## Given request
Transcribe, exactly as they appear, only the lines from the one holding "Enumerate this screenshot's" through the end of the entries below.

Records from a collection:
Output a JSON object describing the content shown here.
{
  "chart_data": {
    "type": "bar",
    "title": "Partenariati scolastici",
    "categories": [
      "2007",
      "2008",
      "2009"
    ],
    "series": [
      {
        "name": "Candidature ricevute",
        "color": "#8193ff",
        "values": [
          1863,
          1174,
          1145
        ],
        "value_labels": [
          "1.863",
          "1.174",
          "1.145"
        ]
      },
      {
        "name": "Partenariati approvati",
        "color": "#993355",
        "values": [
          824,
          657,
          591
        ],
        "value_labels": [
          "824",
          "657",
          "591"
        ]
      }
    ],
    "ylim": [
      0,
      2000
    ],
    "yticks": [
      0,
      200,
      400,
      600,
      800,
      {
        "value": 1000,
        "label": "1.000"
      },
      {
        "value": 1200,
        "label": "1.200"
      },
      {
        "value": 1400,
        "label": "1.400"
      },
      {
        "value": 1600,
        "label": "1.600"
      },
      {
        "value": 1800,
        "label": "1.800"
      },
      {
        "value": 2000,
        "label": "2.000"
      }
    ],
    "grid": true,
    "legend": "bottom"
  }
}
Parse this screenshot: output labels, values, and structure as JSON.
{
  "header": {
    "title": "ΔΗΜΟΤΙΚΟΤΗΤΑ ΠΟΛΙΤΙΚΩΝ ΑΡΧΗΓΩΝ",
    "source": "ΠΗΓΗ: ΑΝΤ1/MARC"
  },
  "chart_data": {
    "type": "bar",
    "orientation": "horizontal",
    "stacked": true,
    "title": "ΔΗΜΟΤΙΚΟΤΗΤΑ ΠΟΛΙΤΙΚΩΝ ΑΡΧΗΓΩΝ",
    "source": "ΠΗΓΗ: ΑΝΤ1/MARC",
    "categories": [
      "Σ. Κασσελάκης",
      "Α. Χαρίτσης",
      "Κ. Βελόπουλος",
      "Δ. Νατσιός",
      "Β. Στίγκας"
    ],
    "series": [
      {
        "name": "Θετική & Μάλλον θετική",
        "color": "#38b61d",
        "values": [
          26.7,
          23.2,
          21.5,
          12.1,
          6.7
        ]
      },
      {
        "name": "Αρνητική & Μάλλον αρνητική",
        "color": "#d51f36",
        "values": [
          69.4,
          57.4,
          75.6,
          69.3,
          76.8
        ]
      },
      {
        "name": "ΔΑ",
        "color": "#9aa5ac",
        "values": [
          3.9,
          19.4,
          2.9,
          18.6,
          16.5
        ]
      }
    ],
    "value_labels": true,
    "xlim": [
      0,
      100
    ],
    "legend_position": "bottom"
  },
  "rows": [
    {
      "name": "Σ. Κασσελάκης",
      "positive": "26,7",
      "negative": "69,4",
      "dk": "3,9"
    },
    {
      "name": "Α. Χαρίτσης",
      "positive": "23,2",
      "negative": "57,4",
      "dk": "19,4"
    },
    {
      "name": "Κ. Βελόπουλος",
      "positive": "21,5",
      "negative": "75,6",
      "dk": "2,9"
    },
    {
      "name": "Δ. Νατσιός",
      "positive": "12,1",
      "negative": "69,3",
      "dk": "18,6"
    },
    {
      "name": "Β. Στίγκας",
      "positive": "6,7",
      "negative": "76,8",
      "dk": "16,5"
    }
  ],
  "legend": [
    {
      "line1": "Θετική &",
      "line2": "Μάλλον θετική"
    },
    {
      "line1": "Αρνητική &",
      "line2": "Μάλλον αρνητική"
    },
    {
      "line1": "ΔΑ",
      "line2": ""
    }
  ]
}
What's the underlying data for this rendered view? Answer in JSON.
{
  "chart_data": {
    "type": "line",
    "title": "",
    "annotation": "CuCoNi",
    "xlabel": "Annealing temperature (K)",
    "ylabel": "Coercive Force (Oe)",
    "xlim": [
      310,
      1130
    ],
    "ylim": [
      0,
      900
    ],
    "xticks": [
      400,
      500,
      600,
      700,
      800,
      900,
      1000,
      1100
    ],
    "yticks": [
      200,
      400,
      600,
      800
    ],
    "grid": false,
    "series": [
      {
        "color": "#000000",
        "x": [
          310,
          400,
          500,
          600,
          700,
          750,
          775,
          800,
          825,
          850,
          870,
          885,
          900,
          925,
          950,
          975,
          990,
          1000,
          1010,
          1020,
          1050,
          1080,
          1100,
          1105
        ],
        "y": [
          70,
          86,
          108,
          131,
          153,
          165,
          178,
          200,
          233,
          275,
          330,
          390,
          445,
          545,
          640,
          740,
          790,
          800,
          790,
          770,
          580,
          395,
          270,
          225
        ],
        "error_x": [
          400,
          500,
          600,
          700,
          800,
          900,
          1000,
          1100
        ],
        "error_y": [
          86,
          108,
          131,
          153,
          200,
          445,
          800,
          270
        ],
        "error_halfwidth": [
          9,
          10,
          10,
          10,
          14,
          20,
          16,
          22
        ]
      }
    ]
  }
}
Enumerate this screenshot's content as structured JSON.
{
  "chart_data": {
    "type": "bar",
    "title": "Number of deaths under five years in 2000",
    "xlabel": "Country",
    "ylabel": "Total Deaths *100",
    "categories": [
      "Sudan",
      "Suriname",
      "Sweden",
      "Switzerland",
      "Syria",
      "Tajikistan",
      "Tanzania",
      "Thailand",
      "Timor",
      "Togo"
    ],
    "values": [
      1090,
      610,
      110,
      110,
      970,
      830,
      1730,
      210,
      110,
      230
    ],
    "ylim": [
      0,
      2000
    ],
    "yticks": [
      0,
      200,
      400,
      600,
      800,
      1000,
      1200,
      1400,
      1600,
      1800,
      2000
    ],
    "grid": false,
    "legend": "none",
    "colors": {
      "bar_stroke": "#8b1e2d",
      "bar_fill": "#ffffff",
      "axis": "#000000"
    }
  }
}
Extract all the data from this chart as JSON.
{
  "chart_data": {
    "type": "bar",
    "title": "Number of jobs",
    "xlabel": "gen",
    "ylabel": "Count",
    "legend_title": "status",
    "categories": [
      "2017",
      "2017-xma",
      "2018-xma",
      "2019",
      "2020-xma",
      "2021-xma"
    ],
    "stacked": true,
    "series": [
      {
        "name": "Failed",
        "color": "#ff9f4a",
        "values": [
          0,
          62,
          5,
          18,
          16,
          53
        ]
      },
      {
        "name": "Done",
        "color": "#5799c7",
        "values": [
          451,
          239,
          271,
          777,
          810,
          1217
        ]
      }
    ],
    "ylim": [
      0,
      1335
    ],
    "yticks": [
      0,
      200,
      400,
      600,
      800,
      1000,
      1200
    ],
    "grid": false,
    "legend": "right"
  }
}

## Complete answer
Enumerate this screenshot's content as structured JSON.
{
  "chart_data": {
    "type": "bar",
    "title": "Number of deaths under five years in 2000",
    "xlabel": "Country",
    "ylabel": "Total Deaths *100",
    "categories": [
      "Sudan",
      "Suriname",
      "Sweden",
      "Switzerland",
      "Syria",
      "Tajikistan",
      "Tanzania",
      "Thailand",
      "Timor",
      "Togo"
    ],
    "values": [
      1090,
      610,
      110,
      110,
      970,
      830,
      1730,
      210,
      110,
      230
    ],
    "ylim": [
      0,
      2000
    ],
    "yticks": [
      0,
      200,
      400,
      600,
      800,
      1000,
      1200,
      1400,
      1600,
      1800,
      2000
    ],
    "grid": false,
    "legend": "none",
    "colors": {
      "bar_stroke": "#8b1e2d",
      "bar_fill": "#ffffff",
      "axis": "#000000"
    }
  }
}
Extract all the data from this chart as JSON.
{
  "chart_data": {
    "type": "bar",
    "title": "Number of jobs",
    "xlabel": "gen",
    "ylabel": "Count",
    "legend_title": "status",
    "categories": [
      "2017",
      "2017-xma",
      "2018-xma",
      "2019",
      "2020-xma",
      "2021-xma"
    ],
    "stacked": true,
    "series": [
      {
        "name": "Failed",
        "color": "#ff9f4a",
        "values": [
          0,
          62,
          5,
          18,
          16,
          53
        ]
      },
      {
        "name": "Done",
        "color": "#5799c7",
        "values": [
          451,
          239,
          271,
          777,
          810,
          1217
        ]
      }
    ],
    "ylim": [
      0,
      1335
    ],
    "yticks": [
      0,
      200,
      400,
      600,
      800,
      1000,
      1200
    ],
    "grid": false,
    "legend": "right"
  }
}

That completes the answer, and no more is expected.